§ WHAT TO WORK ON:
Pick out every line of the entries below where "由双方友好协商解" occurs, and copy those lines.
>> START DATA ENTRIES
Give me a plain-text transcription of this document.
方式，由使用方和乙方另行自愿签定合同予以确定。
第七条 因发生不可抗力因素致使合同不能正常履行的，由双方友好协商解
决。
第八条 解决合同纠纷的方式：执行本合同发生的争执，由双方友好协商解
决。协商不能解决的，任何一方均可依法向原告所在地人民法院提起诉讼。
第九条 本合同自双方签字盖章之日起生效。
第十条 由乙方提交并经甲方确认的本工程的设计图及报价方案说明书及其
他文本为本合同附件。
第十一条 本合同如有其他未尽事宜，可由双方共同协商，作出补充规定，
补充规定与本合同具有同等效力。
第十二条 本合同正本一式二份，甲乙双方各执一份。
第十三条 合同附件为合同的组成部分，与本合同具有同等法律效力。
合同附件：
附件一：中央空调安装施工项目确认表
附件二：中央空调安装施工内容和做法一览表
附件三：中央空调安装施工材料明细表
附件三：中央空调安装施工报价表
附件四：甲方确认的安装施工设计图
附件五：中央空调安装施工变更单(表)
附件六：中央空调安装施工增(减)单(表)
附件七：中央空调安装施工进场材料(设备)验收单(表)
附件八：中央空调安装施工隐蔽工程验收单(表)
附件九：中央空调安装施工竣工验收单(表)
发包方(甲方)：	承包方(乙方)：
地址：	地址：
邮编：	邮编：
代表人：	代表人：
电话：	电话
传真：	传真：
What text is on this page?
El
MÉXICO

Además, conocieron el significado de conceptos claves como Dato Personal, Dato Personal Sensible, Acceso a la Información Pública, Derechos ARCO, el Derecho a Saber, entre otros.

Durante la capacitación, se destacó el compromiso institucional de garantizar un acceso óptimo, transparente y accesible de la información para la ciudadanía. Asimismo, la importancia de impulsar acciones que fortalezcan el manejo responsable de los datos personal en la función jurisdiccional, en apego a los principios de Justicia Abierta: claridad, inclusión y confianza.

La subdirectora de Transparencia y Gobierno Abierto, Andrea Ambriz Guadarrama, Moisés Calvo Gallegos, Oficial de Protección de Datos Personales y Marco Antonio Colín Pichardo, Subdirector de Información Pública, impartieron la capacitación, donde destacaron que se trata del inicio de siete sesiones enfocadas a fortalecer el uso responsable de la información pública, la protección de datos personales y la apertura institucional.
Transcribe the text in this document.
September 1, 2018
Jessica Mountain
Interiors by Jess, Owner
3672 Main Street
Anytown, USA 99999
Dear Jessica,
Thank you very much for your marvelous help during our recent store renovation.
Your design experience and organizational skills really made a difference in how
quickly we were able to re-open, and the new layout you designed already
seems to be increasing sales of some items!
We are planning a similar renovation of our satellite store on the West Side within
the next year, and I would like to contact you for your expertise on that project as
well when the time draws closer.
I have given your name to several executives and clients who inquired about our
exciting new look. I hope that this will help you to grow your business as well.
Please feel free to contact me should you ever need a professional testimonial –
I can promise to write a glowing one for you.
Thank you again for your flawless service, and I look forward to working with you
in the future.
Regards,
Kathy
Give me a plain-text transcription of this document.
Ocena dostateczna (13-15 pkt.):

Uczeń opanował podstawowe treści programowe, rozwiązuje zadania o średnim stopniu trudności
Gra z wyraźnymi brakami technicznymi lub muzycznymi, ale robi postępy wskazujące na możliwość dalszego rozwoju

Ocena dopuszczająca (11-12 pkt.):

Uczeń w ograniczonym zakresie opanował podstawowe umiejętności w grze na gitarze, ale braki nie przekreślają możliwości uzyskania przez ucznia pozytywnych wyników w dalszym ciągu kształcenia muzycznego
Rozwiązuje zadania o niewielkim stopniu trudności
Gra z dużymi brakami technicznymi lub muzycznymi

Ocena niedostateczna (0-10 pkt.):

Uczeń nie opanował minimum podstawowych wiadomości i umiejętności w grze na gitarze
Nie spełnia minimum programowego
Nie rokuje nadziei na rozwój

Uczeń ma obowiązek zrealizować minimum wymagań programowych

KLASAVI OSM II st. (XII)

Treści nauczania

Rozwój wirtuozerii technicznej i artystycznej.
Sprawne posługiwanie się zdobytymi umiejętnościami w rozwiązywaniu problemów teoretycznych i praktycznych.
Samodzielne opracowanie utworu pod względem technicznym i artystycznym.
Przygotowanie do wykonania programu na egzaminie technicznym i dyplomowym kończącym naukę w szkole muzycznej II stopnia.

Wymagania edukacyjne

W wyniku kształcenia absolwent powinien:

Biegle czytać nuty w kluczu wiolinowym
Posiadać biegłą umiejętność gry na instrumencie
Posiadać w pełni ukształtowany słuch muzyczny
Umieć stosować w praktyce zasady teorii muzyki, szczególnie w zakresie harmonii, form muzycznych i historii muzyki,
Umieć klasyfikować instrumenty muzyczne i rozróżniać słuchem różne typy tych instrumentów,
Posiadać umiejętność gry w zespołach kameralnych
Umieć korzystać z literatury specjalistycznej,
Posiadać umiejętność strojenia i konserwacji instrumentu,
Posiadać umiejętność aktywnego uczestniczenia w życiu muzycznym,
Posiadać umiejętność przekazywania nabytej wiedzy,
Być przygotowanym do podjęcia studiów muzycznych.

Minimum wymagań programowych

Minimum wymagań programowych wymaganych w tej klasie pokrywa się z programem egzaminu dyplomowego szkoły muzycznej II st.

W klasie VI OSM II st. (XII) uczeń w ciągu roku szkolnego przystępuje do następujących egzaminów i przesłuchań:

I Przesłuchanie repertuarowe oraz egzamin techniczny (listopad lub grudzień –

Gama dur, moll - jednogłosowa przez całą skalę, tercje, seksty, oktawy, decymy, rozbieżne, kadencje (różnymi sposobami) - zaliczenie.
>> END DATA ENTRIES
§ EXPECTED OUTPUT:
第七条 因发生不可抗力因素致使合同不能正常履行的，由双方友好协商解
第八条 解决合同纠纷的方式：执行本合同发生的争执，由双方友好协商解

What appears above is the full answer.